## Begin INPUT RECORDS
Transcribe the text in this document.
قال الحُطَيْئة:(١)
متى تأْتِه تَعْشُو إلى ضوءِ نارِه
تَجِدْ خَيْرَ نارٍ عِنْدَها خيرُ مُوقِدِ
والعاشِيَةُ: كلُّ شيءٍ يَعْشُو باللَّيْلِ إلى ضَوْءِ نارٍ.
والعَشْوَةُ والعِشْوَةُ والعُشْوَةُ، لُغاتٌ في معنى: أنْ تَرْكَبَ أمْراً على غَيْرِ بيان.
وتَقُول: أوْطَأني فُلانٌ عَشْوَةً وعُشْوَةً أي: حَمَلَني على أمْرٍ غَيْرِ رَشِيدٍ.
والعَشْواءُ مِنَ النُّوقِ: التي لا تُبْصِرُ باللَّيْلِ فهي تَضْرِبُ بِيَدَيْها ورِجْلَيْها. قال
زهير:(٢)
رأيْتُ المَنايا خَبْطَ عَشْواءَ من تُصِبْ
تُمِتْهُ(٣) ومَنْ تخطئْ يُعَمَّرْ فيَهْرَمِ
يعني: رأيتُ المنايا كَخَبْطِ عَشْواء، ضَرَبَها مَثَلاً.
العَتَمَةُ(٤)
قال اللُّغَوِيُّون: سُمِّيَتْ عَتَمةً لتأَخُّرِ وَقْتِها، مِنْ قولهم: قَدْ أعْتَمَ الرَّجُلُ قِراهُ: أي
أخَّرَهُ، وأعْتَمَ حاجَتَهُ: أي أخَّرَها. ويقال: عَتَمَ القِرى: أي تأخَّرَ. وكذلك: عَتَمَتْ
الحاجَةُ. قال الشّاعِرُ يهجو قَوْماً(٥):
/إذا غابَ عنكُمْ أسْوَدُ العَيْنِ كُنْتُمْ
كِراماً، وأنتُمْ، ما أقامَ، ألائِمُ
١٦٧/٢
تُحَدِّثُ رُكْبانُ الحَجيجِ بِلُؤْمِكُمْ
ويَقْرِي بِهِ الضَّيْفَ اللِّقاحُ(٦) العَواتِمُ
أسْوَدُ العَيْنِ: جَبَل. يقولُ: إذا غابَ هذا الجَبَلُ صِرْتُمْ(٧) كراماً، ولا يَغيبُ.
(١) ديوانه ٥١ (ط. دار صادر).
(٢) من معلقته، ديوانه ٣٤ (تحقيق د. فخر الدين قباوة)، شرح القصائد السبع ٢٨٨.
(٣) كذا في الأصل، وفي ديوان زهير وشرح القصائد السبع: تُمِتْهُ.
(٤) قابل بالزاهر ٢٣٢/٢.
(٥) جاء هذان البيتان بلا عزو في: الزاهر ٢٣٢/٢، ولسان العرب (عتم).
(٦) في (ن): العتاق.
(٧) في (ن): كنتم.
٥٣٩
## End INPUT RECORDS
## Begin INPUT RECORDS
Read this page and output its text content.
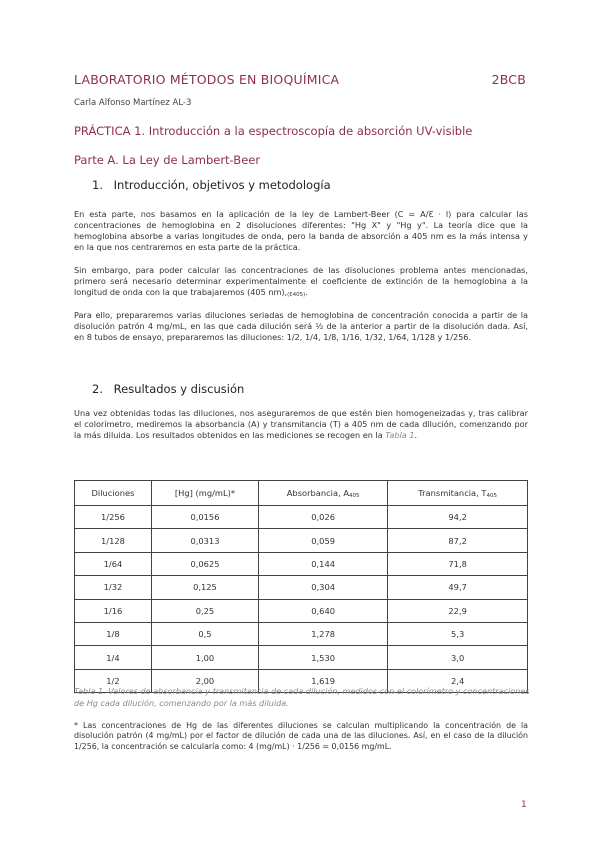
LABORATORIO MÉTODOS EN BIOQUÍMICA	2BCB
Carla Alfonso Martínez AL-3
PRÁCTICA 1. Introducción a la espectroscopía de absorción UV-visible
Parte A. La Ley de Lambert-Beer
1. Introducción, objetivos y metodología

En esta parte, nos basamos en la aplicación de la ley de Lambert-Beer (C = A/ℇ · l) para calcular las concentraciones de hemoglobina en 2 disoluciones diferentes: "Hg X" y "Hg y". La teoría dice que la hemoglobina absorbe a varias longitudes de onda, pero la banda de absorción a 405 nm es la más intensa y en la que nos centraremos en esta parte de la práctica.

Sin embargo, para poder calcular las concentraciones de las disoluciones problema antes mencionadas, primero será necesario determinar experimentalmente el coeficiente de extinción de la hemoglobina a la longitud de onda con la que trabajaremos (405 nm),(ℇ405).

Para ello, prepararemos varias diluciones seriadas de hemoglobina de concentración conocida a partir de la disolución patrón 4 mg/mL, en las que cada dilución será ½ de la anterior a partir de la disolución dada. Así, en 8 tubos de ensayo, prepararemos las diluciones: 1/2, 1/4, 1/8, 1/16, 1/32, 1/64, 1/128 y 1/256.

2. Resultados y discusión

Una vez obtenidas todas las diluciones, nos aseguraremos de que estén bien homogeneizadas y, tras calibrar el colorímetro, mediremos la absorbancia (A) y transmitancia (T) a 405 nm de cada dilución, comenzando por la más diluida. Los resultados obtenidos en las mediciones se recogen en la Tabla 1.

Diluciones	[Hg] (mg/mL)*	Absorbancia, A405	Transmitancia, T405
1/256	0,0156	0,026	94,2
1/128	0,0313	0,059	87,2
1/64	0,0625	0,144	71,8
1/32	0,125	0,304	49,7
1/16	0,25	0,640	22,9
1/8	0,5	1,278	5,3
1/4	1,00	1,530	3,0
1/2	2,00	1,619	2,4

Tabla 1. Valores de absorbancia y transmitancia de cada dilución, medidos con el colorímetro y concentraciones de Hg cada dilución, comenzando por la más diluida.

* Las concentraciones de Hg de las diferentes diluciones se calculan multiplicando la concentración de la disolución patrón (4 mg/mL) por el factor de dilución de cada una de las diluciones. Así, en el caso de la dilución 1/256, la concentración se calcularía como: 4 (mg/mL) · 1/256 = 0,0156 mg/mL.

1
## End INPUT RECORDS
WHAT YOU WILL DO:
Using the listing above, pull out all lines that hold the word "colorímetro".

CORRECT OUTPUT:
Una vez obtenidas todas las diluciones, nos aseguraremos de que estén bien homogeneizadas y, tras calibrar el colorímetro, mediremos la absorbancia (A) y transmitancia (T) a 405 nm de cada dilución, comenzando por la más diluida. Los resultados obtenidos en las mediciones se recogen en la Tabla 1.
Tabla 1. Valores de absorbancia y transmitancia de cada dilución, medidos con el colorímetro y concentraciones de Hg cada dilución, comenzando por la más diluida.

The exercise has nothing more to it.